Required work:
Below are some records; work out how many of their lines contain "triangle" and give the number only.

Data to use:
★ ★ ★

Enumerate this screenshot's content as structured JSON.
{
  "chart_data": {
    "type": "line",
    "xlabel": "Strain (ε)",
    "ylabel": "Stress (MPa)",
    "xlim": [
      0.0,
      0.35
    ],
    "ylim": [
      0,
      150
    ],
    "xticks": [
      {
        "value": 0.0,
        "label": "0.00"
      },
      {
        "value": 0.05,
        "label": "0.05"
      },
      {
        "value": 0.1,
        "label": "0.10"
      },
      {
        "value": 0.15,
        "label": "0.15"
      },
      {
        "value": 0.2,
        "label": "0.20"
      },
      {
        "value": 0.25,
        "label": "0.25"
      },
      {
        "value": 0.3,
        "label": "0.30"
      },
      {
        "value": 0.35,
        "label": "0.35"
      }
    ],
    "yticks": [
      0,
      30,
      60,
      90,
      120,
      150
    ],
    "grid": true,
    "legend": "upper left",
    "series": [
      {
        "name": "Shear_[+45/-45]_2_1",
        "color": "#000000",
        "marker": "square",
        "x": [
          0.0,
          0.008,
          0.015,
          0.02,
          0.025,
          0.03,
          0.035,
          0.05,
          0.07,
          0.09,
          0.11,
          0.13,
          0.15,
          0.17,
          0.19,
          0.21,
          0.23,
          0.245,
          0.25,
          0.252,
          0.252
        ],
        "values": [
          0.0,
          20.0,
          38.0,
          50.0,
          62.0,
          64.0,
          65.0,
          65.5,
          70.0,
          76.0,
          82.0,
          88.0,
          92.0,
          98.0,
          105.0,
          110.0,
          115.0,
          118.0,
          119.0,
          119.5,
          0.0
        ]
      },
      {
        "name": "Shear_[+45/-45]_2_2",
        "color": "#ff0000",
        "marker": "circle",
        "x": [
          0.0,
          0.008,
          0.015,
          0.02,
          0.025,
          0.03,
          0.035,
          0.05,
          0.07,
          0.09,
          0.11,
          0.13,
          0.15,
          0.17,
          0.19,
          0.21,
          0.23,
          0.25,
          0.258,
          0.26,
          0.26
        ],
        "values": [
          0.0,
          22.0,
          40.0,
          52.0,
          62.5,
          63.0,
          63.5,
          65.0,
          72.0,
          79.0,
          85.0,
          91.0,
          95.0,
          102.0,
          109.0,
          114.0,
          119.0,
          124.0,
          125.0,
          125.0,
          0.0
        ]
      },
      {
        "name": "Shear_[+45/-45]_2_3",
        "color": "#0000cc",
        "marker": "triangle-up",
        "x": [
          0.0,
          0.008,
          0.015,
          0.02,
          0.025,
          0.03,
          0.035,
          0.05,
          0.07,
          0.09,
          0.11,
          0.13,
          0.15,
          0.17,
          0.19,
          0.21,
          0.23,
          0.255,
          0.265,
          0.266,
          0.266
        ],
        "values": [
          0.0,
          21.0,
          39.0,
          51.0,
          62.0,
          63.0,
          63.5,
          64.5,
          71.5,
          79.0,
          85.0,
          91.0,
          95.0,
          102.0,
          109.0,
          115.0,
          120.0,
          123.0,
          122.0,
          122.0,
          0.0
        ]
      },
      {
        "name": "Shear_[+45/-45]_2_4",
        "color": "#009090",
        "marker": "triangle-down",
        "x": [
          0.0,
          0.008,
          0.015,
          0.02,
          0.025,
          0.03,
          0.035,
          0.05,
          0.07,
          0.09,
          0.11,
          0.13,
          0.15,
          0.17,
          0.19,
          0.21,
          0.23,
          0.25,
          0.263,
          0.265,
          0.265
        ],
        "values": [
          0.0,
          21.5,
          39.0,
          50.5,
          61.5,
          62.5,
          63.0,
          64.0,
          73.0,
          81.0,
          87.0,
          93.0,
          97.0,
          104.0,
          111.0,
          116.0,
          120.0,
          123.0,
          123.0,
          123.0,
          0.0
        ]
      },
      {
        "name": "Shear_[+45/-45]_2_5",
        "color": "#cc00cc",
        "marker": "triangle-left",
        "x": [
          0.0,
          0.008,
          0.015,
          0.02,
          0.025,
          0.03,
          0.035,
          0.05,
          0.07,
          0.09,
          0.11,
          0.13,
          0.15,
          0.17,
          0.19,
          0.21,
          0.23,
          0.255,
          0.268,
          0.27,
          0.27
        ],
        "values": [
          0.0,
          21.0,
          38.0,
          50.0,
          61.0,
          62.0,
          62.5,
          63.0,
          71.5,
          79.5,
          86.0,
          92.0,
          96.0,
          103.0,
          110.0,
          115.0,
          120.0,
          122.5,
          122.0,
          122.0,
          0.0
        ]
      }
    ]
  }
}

★ ★ ★

Correct result:
3